» What you are asked to do
Please output the lines shown below exactly as they appear.

» Extracted entries
------------------------------

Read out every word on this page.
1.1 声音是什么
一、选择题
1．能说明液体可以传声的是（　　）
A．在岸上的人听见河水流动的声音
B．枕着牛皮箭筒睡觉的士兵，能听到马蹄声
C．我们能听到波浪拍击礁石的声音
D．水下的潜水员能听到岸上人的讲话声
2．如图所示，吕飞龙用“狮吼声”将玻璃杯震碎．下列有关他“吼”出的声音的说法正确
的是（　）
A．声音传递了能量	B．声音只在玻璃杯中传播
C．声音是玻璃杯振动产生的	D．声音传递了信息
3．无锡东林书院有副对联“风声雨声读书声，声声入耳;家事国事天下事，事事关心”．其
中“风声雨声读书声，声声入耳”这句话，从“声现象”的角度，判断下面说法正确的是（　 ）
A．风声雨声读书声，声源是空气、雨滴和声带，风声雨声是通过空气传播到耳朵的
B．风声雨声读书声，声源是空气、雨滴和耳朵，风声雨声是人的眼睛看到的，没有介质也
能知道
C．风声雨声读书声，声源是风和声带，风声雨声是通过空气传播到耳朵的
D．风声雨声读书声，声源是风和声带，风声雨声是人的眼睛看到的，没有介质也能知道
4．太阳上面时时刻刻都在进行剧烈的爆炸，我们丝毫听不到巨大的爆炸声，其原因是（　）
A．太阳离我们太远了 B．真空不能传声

------------------------------

» Exercise answer
Read out every word on this page.
1.1 声音是什么
一、选择题
1．能说明液体可以传声的是（　　）
A．在岸上的人听见河水流动的声音
B．枕着牛皮箭筒睡觉的士兵，能听到马蹄声
C．我们能听到波浪拍击礁石的声音
D．水下的潜水员能听到岸上人的讲话声
2．如图所示，吕飞龙用“狮吼声”将玻璃杯震碎．下列有关他“吼”出的声音的说法正确
的是（　）
A．声音传递了能量	B．声音只在玻璃杯中传播
C．声音是玻璃杯振动产生的	D．声音传递了信息
3．无锡东林书院有副对联“风声雨声读书声，声声入耳;家事国事天下事，事事关心”．其
中“风声雨声读书声，声声入耳”这句话，从“声现象”的角度，判断下面说法正确的是（　 ）
A．风声雨声读书声，声源是空气、雨滴和声带，风声雨声是通过空气传播到耳朵的
B．风声雨声读书声，声源是空气、雨滴和耳朵，风声雨声是人的眼睛看到的，没有介质也
能知道
C．风声雨声读书声，声源是风和声带，风声雨声是通过空气传播到耳朵的
D．风声雨声读书声，声源是风和声带，风声雨声是人的眼睛看到的，没有介质也能知道
4．太阳上面时时刻刻都在进行剧烈的爆炸，我们丝毫听不到巨大的爆炸声，其原因是（　）
A．太阳离我们太远了 B．真空不能传声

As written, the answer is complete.